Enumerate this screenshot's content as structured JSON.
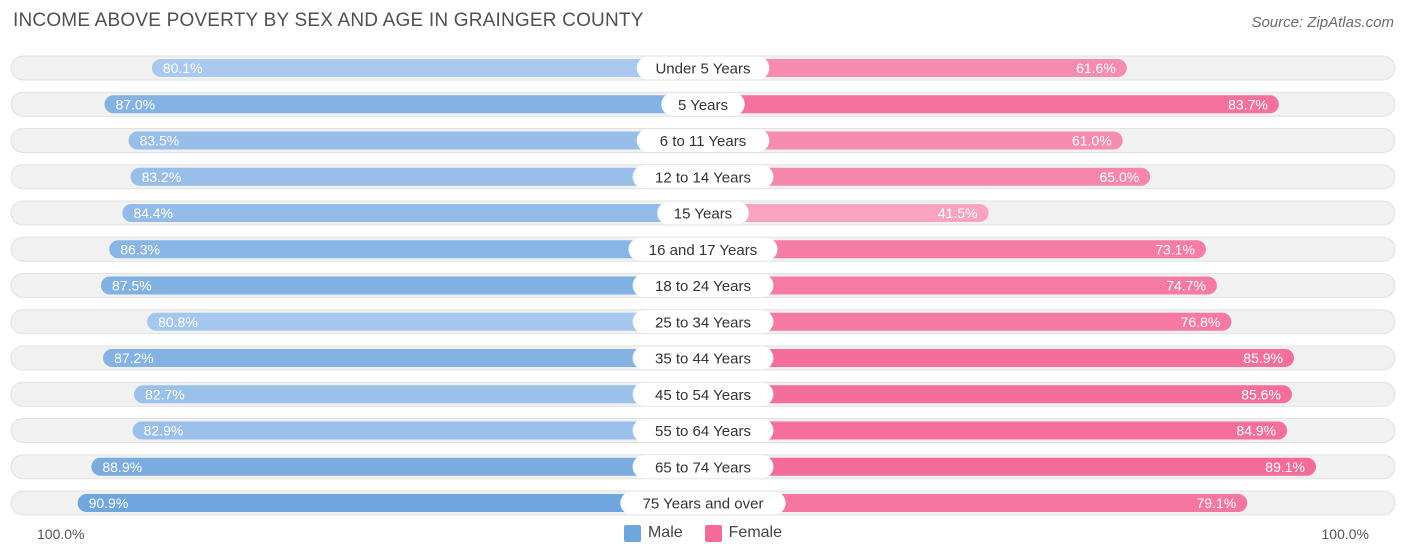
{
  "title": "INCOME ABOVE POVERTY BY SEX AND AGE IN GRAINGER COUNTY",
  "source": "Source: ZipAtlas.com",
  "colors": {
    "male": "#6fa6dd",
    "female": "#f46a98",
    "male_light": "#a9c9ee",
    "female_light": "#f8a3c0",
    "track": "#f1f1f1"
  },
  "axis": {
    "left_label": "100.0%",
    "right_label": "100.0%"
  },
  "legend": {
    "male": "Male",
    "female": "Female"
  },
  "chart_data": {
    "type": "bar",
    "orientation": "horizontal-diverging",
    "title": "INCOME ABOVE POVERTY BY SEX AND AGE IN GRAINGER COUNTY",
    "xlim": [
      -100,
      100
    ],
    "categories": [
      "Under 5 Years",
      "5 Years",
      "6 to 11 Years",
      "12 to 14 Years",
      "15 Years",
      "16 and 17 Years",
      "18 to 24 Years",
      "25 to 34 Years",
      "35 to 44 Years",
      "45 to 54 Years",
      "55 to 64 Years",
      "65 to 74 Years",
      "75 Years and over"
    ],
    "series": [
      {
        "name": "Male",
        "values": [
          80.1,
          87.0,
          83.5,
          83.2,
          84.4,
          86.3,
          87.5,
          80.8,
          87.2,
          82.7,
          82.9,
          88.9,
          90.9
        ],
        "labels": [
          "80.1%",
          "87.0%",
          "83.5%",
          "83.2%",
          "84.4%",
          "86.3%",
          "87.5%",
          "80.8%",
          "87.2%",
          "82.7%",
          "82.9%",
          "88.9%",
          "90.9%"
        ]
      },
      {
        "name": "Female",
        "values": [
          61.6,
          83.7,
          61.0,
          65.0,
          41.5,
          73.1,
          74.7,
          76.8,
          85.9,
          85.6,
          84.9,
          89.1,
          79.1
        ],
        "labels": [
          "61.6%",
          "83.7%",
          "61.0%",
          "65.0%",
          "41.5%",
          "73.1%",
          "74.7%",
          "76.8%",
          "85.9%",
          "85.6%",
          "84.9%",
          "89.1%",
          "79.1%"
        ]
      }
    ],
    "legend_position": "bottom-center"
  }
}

==

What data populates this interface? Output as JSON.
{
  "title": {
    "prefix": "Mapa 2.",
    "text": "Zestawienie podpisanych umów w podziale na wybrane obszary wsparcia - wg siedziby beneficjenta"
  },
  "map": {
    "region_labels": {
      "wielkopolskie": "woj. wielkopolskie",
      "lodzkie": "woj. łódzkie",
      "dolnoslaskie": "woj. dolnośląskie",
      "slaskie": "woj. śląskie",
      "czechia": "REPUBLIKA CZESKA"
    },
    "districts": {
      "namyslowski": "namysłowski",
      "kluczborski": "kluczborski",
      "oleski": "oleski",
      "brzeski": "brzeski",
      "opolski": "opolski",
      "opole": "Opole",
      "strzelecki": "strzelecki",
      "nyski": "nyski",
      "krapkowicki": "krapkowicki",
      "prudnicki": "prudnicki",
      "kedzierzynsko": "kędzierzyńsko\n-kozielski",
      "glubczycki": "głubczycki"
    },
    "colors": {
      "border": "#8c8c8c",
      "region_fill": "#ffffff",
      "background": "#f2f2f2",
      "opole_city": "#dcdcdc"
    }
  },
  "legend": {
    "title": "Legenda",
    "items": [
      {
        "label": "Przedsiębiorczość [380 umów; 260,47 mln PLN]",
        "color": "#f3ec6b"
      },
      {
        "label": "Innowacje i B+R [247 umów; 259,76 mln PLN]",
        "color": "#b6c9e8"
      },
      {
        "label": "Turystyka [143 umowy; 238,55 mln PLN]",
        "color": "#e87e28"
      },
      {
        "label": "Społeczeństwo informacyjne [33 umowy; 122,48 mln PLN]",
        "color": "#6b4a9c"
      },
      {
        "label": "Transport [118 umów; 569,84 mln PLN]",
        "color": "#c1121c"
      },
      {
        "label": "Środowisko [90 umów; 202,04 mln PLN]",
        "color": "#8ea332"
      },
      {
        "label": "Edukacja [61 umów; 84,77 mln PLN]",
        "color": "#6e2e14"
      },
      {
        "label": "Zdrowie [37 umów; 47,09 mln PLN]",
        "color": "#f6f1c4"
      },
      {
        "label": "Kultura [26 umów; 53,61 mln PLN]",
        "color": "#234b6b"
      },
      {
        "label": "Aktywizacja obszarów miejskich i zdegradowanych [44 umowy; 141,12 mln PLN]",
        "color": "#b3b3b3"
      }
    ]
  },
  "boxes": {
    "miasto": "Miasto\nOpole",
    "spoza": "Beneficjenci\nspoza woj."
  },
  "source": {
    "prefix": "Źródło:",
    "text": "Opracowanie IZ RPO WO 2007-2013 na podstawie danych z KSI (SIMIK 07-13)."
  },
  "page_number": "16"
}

## OBJECTIVE:
Select the lines that carry the string "text" and copy them.

## SOLUTION:
    "text": "Zestawienie podpisanych umów w podziale na wybrane obszary wsparcia - wg siedziby beneficjenta"
    "text": "Opracowanie IZ RPO WO 2007-2013 na podstawie danych z KSI (SIMIK 07-13)."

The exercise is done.